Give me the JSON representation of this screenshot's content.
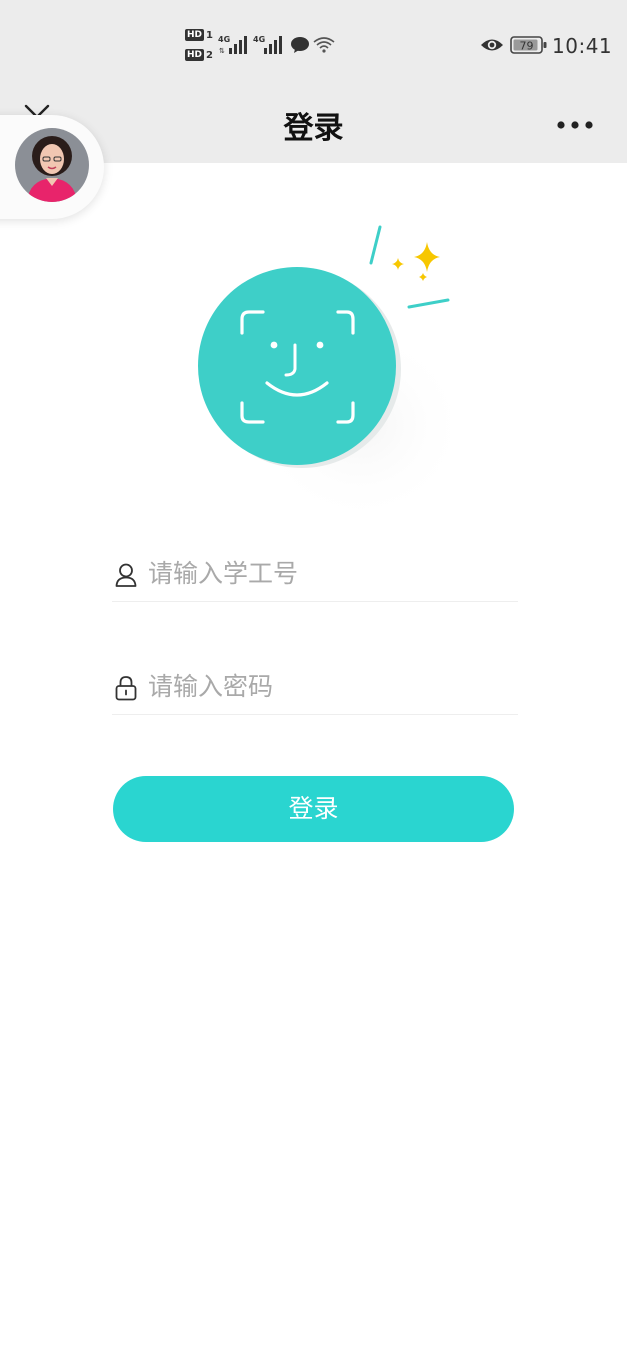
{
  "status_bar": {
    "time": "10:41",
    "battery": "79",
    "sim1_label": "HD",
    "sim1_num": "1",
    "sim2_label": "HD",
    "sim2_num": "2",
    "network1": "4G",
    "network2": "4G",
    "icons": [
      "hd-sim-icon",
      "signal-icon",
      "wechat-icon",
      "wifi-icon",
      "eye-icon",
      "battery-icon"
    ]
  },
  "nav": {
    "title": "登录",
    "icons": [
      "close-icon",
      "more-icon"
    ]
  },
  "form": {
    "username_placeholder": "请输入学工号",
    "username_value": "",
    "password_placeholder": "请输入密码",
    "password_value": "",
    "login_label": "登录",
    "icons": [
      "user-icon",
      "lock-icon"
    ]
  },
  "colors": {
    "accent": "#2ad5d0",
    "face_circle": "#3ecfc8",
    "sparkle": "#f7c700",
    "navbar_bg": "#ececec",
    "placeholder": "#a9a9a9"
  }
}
^^^^^^^^
Given request: Return all of the entries exactly as written, but drop any pictures they hold.

Completed exercise:
Give me the JSON representation of this screenshot's content.
{
  "status_bar": {
    "time": "10:41",
    "battery": "79",
    "sim1_label": "HD",
    "sim1_num": "1",
    "sim2_label": "HD",
    "sim2_num": "2",
    "network1": "4G",
    "network2": "4G",
    "icons": [
      "hd-sim-icon",
      "signal-icon",
      "wechat-icon",
      "wifi-icon",
      "eye-icon",
      "battery-icon"
    ]
  },
  "nav": {
    "title": "登录",
    "icons": [
      "close-icon",
      "more-icon"
    ]
  },
  "form": {
    "username_placeholder": "请输入学工号",
    "username_value": "",
    "password_placeholder": "请输入密码",
    "password_value": "",
    "login_label": "登录",
    "icons": [
      "user-icon",
      "lock-icon"
    ]
  },
  "colors": {
    "accent": "#2ad5d0",
    "face_circle": "#3ecfc8",
    "sparkle": "#f7c700",
    "navbar_bg": "#ececec",
    "placeholder": "#a9a9a9"
  }
}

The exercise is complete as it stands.